> _WHAT YOU SHOULD DO_:
Write out the entire listing below exactly, with the pictures left out.

[BEGIN]

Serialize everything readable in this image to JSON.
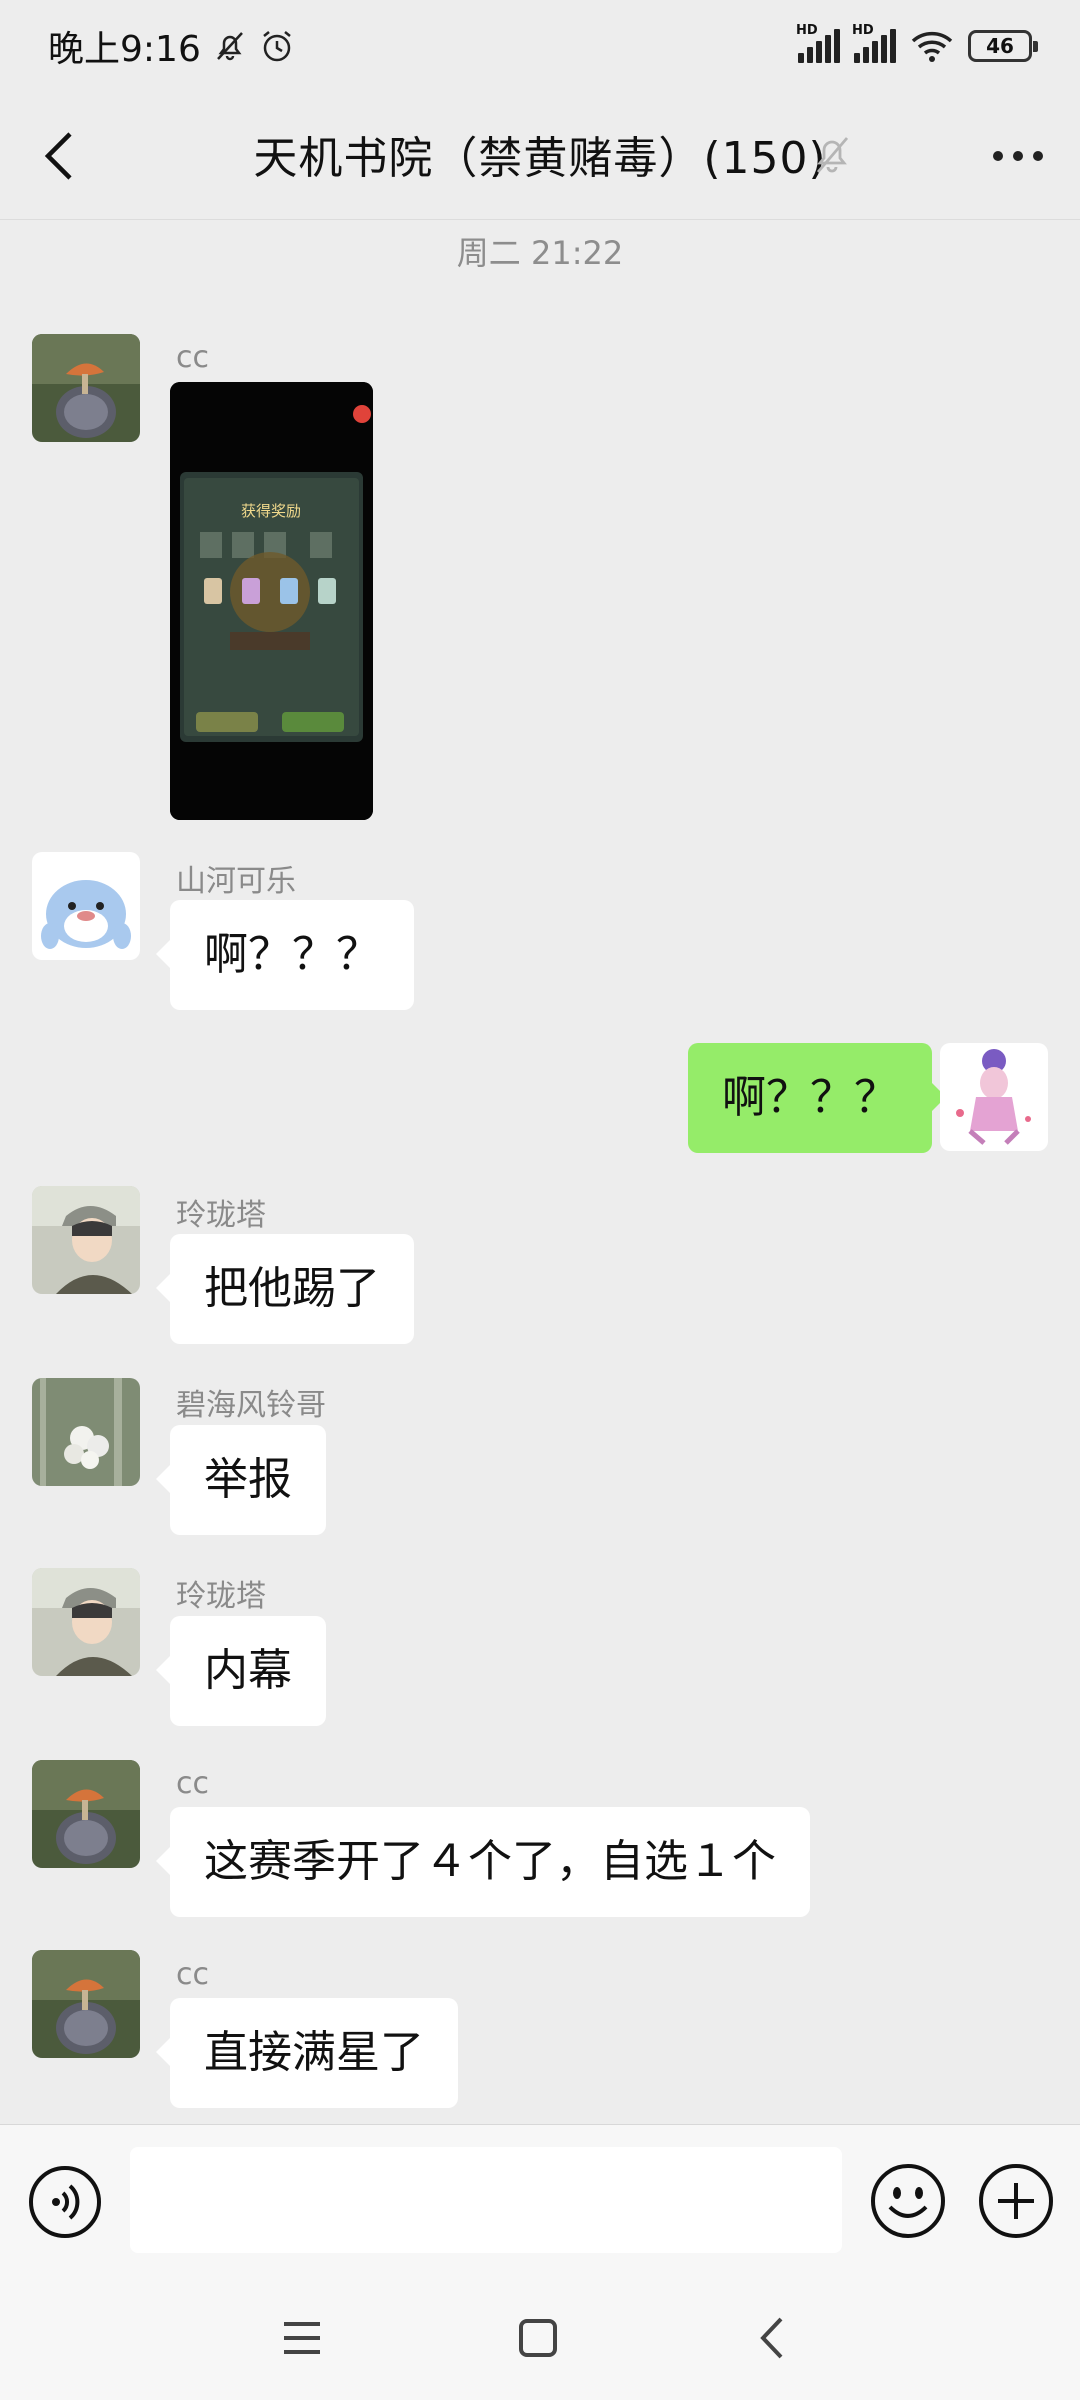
{
  "status_bar": {
    "time": "晚上9:16",
    "battery": "46",
    "hd1": "HD",
    "hd2": "HD"
  },
  "chat": {
    "title": "天机书院（禁黄赌毒）(150)",
    "timestamp": "周二 21:22"
  },
  "messages": [
    {
      "sender": "cc",
      "type": "image",
      "image_text": {
        "title": "获得奖励"
      }
    },
    {
      "sender": "山河可乐",
      "text": "啊？？？"
    },
    {
      "sender": "me",
      "text": "啊？？？"
    },
    {
      "sender": "玲珑塔",
      "text": "把他踢了"
    },
    {
      "sender": "碧海风铃哥",
      "text": "举报"
    },
    {
      "sender": "玲珑塔",
      "text": "内幕"
    },
    {
      "sender": "cc",
      "text": "这赛季开了４个了，自选１个"
    },
    {
      "sender": "cc",
      "text": "直接满星了"
    }
  ],
  "input": {
    "value": "",
    "placeholder": ""
  },
  "colors": {
    "self_bubble": "#95ec69",
    "other_bubble": "#ffffff",
    "background": "#ededed"
  },
  "icons": [
    "back-arrow-icon",
    "mute-bell-icon",
    "more-icon",
    "voice-icon",
    "emoji-icon",
    "plus-icon",
    "menu-icon",
    "home-icon",
    "back-icon"
  ]
}
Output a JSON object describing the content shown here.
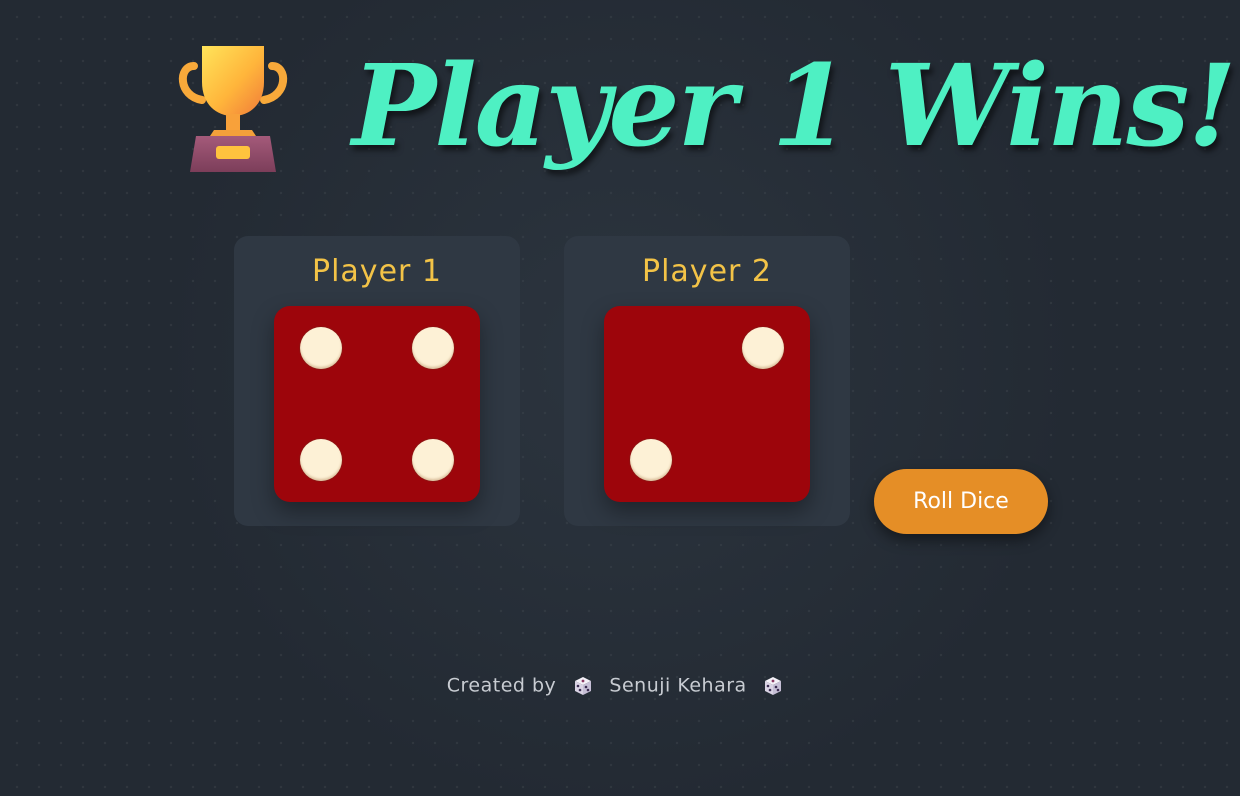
{
  "header": {
    "trophy_icon": "trophy-icon",
    "title": "Player 1 Wins!",
    "title_color": "#4ef0c3"
  },
  "players": [
    {
      "label": "Player 1",
      "die_value": 4
    },
    {
      "label": "Player 2",
      "die_value": 2
    }
  ],
  "controls": {
    "roll_label": "Roll Dice",
    "button_color": "#e58e26"
  },
  "footer": {
    "prefix": "Created by",
    "author": "Senuji Kehara",
    "icon": "game-die-icon"
  },
  "colors": {
    "background": "#232a33",
    "card": "#2f3843",
    "die_face": "#9d050b",
    "pip": "#fdf1d6",
    "player_label": "#f3c347"
  }
}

[END]

> _ANSWER_:
Serialize everything readable in this image to JSON.
{
  "status_bar": {
    "time": "晚上9:16",
    "battery": "46",
    "hd1": "HD",
    "hd2": "HD"
  },
  "chat": {
    "title": "天机书院（禁黄赌毒）(150)",
    "timestamp": "周二 21:22"
  },
  "messages": [
    {
      "sender": "cc",
      "type": "image",
      "image_text": {
        "title": "获得奖励"
      }
    },
    {
      "sender": "山河可乐",
      "text": "啊？？？"
    },
    {
      "sender": "me",
      "text": "啊？？？"
    },
    {
      "sender": "玲珑塔",
      "text": "把他踢了"
    },
    {
      "sender": "碧海风铃哥",
      "text": "举报"
    },
    {
      "sender": "玲珑塔",
      "text": "内幕"
    },
    {
      "sender": "cc",
      "text": "这赛季开了４个了，自选１个"
    },
    {
      "sender": "cc",
      "text": "直接满星了"
    }
  ],
  "input": {
    "value": "",
    "placeholder": ""
  },
  "colors": {
    "self_bubble": "#95ec69",
    "other_bubble": "#ffffff",
    "background": "#ededed"
  },
  "icons": [
    "back-arrow-icon",
    "mute-bell-icon",
    "more-icon",
    "voice-icon",
    "emoji-icon",
    "plus-icon",
    "menu-icon",
    "home-icon",
    "back-icon"
  ]
}
Output a JSON object describing the content shown here.
{
  "header": {
    "trophy_icon": "trophy-icon",
    "title": "Player 1 Wins!",
    "title_color": "#4ef0c3"
  },
  "players": [
    {
      "label": "Player 1",
      "die_value": 4
    },
    {
      "label": "Player 2",
      "die_value": 2
    }
  ],
  "controls": {
    "roll_label": "Roll Dice",
    "button_color": "#e58e26"
  },
  "footer": {
    "prefix": "Created by",
    "author": "Senuji Kehara",
    "icon": "game-die-icon"
  },
  "colors": {
    "background": "#232a33",
    "card": "#2f3843",
    "die_face": "#9d050b",
    "pip": "#fdf1d6",
    "player_label": "#f3c347"
  }
}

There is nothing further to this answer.